GIVEN REQUEST: Copy each line below that includes "Kirkedelen".

Saved entries:
┌──

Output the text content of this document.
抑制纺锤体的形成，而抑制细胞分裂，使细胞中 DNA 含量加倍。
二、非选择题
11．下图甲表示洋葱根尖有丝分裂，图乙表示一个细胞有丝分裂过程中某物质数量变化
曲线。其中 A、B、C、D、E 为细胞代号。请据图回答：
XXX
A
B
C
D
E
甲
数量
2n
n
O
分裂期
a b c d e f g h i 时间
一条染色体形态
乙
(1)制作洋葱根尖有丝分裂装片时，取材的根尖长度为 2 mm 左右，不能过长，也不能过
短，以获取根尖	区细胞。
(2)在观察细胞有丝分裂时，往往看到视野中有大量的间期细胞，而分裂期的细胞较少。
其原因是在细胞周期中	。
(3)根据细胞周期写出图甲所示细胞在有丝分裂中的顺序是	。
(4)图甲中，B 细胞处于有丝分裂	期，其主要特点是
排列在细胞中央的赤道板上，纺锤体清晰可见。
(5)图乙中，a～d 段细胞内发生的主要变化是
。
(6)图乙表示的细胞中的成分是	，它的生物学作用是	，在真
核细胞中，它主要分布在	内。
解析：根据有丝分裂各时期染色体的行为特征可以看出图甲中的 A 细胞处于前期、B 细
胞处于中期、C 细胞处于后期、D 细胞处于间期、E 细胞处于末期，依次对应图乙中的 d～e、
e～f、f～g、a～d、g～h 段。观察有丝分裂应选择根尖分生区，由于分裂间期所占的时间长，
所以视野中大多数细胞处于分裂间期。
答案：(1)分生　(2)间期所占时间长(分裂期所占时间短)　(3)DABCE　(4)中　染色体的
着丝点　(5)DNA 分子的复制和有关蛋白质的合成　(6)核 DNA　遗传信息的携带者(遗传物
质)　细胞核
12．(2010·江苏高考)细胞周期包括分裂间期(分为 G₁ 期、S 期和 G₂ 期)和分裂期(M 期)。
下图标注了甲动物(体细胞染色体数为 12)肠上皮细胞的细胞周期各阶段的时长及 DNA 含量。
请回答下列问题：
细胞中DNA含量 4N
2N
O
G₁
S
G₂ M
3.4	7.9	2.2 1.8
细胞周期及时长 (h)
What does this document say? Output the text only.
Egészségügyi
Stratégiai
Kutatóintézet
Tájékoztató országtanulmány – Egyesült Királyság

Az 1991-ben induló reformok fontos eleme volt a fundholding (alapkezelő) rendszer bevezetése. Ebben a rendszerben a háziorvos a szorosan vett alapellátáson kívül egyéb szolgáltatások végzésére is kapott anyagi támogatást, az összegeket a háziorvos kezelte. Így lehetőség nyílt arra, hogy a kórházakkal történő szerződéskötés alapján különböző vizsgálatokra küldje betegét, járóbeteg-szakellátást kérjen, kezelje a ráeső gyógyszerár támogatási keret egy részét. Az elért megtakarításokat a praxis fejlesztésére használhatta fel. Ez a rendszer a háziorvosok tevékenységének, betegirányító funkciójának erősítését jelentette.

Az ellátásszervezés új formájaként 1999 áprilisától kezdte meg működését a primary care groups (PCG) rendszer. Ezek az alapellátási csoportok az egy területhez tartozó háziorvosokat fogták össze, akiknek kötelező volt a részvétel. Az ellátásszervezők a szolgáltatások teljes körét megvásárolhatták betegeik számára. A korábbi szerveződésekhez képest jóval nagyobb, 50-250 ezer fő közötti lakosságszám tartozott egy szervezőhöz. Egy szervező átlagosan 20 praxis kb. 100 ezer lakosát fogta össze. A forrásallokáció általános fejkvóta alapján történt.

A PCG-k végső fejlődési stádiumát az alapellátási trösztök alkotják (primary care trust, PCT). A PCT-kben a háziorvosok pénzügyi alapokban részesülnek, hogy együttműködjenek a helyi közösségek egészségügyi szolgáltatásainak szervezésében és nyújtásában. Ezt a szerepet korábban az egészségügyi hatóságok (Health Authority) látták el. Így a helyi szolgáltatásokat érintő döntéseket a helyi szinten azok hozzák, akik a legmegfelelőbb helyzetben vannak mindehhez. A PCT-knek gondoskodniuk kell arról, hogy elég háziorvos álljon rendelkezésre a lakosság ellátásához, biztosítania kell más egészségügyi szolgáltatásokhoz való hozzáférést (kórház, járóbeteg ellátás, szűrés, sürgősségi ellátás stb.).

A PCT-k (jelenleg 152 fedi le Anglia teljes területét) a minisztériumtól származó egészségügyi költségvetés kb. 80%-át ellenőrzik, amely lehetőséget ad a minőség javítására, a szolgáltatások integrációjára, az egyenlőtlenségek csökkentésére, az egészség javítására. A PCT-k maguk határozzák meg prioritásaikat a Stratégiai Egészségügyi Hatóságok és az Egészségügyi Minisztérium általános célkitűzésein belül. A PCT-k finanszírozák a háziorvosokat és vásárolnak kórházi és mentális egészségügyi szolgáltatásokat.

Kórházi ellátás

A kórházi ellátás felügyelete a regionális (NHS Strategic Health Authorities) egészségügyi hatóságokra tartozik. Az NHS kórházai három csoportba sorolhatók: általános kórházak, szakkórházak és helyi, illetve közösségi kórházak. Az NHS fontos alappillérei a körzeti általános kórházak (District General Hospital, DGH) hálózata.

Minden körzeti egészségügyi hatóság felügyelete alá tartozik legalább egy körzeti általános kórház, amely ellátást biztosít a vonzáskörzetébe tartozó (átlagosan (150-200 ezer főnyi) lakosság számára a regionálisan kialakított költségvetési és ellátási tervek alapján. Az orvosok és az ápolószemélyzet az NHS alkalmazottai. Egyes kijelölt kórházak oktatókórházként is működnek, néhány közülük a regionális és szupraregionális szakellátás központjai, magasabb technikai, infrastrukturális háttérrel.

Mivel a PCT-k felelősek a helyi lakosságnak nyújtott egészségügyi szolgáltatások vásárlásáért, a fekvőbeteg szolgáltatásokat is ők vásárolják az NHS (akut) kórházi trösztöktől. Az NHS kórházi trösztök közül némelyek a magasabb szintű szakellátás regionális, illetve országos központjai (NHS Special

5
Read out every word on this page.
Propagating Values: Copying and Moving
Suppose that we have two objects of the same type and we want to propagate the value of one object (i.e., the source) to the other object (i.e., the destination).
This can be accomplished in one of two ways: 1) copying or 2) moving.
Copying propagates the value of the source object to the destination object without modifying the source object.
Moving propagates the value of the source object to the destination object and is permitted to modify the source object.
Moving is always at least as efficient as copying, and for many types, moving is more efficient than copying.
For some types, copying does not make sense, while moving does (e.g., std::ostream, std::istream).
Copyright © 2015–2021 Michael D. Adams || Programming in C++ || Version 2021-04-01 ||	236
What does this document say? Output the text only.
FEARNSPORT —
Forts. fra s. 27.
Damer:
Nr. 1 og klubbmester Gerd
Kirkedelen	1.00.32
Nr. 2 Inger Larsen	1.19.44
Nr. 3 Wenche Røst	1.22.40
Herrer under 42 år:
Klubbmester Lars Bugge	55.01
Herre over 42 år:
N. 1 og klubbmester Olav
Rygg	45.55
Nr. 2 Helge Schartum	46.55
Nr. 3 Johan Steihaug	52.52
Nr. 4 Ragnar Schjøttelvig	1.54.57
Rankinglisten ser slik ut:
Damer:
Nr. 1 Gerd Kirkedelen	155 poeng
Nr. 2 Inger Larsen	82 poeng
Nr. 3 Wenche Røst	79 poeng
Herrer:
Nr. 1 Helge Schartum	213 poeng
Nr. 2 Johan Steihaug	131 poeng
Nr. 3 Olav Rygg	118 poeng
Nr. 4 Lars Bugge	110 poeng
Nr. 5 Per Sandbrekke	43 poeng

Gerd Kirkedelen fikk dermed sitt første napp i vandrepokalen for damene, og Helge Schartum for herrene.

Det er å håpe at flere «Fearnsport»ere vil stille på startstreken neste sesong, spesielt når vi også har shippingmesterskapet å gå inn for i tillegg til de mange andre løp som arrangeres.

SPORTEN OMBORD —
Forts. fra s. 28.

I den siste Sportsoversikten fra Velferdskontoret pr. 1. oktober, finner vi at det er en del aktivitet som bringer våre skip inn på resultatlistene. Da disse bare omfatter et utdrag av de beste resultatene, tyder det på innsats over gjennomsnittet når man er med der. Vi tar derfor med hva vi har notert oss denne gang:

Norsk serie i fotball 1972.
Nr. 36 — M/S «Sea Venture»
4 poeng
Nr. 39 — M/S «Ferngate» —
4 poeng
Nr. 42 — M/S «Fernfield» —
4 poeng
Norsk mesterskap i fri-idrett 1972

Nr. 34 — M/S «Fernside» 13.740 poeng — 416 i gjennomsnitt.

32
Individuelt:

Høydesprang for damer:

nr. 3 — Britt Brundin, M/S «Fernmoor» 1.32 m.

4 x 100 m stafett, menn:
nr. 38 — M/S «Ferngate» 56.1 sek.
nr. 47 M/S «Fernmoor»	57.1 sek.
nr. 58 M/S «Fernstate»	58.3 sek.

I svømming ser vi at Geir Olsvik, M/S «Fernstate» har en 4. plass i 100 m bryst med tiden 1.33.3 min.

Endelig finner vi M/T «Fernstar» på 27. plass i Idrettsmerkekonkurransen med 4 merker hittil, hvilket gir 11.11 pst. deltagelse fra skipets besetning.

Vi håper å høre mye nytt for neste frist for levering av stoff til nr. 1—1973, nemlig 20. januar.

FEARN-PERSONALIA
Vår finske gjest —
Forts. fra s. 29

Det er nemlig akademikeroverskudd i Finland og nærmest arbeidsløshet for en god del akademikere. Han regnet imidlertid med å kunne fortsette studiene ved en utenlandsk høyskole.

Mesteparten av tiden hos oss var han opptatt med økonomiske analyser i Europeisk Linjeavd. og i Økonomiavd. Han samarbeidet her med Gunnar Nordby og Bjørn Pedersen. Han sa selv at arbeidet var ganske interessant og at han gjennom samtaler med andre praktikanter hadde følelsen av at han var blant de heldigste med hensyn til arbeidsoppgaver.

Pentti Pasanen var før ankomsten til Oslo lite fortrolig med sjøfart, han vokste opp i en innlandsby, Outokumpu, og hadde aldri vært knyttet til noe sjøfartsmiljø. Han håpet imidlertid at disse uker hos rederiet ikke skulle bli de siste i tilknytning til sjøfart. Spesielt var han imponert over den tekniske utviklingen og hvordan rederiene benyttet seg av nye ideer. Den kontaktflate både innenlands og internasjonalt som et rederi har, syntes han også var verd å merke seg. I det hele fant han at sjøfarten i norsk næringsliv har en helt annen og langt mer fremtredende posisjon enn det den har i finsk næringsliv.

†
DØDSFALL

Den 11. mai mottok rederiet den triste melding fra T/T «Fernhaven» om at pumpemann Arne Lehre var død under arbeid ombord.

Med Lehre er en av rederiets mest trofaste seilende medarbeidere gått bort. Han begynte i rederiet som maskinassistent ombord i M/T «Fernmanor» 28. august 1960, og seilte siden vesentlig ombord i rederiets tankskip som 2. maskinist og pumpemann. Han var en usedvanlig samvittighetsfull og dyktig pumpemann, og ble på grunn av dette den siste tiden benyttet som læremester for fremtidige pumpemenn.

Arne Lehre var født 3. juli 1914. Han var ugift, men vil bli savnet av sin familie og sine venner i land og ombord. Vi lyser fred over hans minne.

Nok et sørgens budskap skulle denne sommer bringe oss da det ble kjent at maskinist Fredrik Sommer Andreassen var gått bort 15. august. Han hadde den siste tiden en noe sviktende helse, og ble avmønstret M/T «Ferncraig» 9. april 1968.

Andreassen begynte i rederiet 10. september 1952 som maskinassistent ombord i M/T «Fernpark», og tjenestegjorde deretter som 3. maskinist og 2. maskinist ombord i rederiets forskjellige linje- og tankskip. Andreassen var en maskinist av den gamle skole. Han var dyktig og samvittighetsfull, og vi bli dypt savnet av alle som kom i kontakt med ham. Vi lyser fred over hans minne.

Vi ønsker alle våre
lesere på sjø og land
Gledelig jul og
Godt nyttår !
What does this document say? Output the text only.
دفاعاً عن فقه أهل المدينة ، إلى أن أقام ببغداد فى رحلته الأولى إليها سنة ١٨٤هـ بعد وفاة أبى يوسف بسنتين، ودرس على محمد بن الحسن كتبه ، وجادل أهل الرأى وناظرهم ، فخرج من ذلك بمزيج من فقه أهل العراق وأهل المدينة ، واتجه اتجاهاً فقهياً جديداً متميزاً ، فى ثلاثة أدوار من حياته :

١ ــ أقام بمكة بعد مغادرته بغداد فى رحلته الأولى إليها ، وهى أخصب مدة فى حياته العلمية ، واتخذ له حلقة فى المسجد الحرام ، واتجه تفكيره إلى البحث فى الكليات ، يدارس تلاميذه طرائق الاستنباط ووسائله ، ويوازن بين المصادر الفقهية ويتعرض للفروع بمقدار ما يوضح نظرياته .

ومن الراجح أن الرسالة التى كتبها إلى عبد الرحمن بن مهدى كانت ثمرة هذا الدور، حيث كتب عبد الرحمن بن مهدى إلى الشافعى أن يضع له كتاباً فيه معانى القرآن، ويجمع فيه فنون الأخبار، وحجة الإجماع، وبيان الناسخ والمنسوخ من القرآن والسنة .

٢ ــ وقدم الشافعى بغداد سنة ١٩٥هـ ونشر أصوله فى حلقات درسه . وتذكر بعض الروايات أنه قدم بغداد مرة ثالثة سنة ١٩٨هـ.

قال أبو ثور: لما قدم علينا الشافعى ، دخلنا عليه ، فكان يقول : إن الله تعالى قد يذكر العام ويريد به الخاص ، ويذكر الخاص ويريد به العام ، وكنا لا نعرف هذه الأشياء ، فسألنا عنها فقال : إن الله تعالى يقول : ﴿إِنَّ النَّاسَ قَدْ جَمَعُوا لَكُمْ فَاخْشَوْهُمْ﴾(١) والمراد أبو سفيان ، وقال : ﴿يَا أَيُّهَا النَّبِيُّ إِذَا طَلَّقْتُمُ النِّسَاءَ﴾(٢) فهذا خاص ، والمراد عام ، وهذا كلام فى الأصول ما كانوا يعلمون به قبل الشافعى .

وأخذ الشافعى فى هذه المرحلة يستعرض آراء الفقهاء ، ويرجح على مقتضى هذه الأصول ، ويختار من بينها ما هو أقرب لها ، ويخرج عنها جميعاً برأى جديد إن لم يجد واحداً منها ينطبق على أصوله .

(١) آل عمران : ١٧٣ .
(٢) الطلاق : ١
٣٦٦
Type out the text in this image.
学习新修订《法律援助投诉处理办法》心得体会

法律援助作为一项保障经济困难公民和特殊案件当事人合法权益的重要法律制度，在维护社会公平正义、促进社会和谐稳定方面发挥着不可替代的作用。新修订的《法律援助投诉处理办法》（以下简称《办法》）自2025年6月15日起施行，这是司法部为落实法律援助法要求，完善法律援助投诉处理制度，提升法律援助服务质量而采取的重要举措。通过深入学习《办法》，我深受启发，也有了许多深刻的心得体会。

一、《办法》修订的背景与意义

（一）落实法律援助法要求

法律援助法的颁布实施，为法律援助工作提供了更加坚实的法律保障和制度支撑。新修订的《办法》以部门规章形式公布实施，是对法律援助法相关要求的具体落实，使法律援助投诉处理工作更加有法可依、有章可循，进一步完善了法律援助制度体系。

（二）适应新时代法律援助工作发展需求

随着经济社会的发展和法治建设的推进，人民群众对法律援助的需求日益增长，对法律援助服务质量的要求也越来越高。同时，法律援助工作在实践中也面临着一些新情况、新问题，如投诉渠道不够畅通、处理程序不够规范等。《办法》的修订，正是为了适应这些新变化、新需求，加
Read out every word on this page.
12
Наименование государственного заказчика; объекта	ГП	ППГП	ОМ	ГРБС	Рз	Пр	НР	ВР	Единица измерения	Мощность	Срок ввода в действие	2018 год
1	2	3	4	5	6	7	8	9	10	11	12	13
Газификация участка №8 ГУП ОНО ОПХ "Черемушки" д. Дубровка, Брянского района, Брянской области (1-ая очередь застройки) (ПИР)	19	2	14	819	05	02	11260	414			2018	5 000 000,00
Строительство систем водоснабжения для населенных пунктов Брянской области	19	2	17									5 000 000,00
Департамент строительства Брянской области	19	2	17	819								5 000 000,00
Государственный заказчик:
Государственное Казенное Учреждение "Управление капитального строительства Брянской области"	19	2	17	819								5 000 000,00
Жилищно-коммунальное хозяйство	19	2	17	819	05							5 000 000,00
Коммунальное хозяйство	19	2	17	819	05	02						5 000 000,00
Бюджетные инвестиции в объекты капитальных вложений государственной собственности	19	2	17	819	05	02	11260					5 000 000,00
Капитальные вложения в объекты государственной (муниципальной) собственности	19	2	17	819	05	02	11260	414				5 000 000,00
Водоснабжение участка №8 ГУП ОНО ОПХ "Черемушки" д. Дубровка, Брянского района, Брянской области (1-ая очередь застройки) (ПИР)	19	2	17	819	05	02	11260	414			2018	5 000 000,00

└──

FINAL ANSWER:
Kirkedelen	1.00.32
Nr. 1 Gerd Kirkedelen	155 poeng
Gerd Kirkedelen fikk dermed sitt første napp i vandrepokalen for damene, og Helge Schartum for herrene.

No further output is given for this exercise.